**Stated goal:** Every entry must be repeated exactly. Exclude all pictures.

**Extracted material:**
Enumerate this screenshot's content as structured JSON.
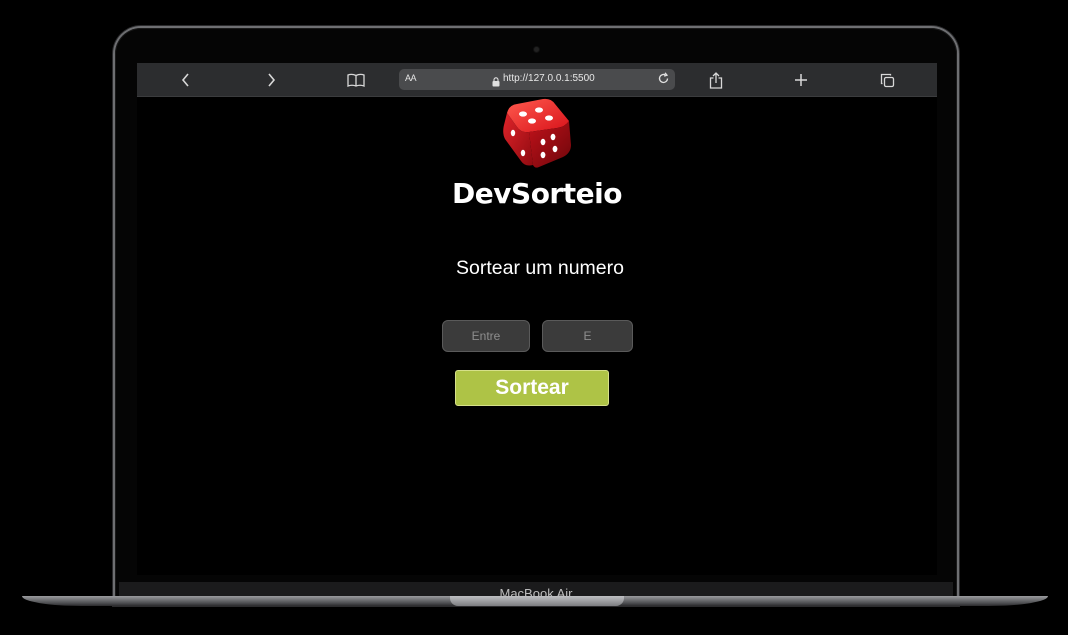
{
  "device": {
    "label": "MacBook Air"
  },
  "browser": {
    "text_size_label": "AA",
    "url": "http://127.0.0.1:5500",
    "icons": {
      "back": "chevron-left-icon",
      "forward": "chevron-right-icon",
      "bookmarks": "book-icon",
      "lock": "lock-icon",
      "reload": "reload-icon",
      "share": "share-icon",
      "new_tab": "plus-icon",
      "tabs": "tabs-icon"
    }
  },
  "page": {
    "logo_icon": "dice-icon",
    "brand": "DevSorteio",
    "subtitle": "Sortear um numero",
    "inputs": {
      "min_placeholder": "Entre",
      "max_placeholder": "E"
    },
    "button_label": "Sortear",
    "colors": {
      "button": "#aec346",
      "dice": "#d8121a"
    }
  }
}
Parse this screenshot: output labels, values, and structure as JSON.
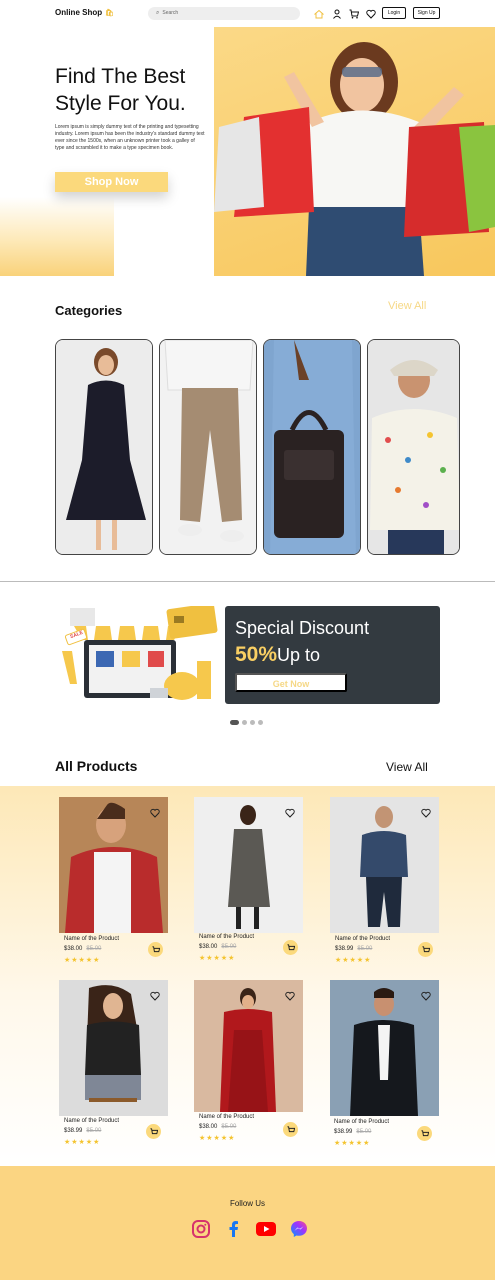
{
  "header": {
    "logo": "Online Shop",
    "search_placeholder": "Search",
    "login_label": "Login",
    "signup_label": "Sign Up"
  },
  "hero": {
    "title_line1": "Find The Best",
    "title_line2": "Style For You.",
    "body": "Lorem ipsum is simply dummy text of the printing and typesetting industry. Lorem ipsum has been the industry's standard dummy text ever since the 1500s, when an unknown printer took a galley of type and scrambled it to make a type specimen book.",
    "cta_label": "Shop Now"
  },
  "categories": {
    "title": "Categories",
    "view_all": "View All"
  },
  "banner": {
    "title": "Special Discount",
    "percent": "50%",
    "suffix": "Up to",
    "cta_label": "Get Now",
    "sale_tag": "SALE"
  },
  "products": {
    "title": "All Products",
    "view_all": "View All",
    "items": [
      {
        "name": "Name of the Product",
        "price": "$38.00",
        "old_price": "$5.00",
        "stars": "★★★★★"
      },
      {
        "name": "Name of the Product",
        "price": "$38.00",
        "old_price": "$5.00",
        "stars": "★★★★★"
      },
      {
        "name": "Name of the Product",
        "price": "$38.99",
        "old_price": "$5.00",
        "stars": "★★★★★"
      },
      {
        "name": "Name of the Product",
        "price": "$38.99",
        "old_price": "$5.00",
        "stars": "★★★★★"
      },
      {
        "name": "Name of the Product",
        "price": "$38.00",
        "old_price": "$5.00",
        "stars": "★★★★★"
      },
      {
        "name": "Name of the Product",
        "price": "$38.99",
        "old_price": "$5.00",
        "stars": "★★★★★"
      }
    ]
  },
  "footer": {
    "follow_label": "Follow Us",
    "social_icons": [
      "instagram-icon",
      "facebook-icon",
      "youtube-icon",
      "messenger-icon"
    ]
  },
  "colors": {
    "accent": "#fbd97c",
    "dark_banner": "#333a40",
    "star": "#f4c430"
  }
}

**Solved exercise:**
Enumerate this screenshot's content as structured JSON.
{
  "device": {
    "label": "MacBook Air"
  },
  "browser": {
    "text_size_label": "AA",
    "url": "http://127.0.0.1:5500",
    "icons": {
      "back": "chevron-left-icon",
      "forward": "chevron-right-icon",
      "bookmarks": "book-icon",
      "lock": "lock-icon",
      "reload": "reload-icon",
      "share": "share-icon",
      "new_tab": "plus-icon",
      "tabs": "tabs-icon"
    }
  },
  "page": {
    "logo_icon": "dice-icon",
    "brand": "DevSorteio",
    "subtitle": "Sortear um numero",
    "inputs": {
      "min_placeholder": "Entre",
      "max_placeholder": "E"
    },
    "button_label": "Sortear",
    "colors": {
      "button": "#aec346",
      "dice": "#d8121a"
    }
  }
}
Parse this screenshot: output labels, values, and structure as JSON.
{
  "header": {
    "logo": "Online Shop",
    "search_placeholder": "Search",
    "login_label": "Login",
    "signup_label": "Sign Up"
  },
  "hero": {
    "title_line1": "Find The Best",
    "title_line2": "Style For You.",
    "body": "Lorem ipsum is simply dummy text of the printing and typesetting industry. Lorem ipsum has been the industry's standard dummy text ever since the 1500s, when an unknown printer took a galley of type and scrambled it to make a type specimen book.",
    "cta_label": "Shop Now"
  },
  "categories": {
    "title": "Categories",
    "view_all": "View All"
  },
  "banner": {
    "title": "Special Discount",
    "percent": "50%",
    "suffix": "Up to",
    "cta_label": "Get Now",
    "sale_tag": "SALE"
  },
  "products": {
    "title": "All Products",
    "view_all": "View All",
    "items": [
      {
        "name": "Name of the Product",
        "price": "$38.00",
        "old_price": "$5.00",
        "stars": "★★★★★"
      },
      {
        "name": "Name of the Product",
        "price": "$38.00",
        "old_price": "$5.00",
        "stars": "★★★★★"
      },
      {
        "name": "Name of the Product",
        "price": "$38.99",
        "old_price": "$5.00",
        "stars": "★★★★★"
      },
      {
        "name": "Name of the Product",
        "price": "$38.99",
        "old_price": "$5.00",
        "stars": "★★★★★"
      },
      {
        "name": "Name of the Product",
        "price": "$38.00",
        "old_price": "$5.00",
        "stars": "★★★★★"
      },
      {
        "name": "Name of the Product",
        "price": "$38.99",
        "old_price": "$5.00",
        "stars": "★★★★★"
      }
    ]
  },
  "footer": {
    "follow_label": "Follow Us",
    "social_icons": [
      "instagram-icon",
      "facebook-icon",
      "youtube-icon",
      "messenger-icon"
    ]
  },
  "colors": {
    "accent": "#fbd97c",
    "dark_banner": "#333a40",
    "star": "#f4c430"
  }
}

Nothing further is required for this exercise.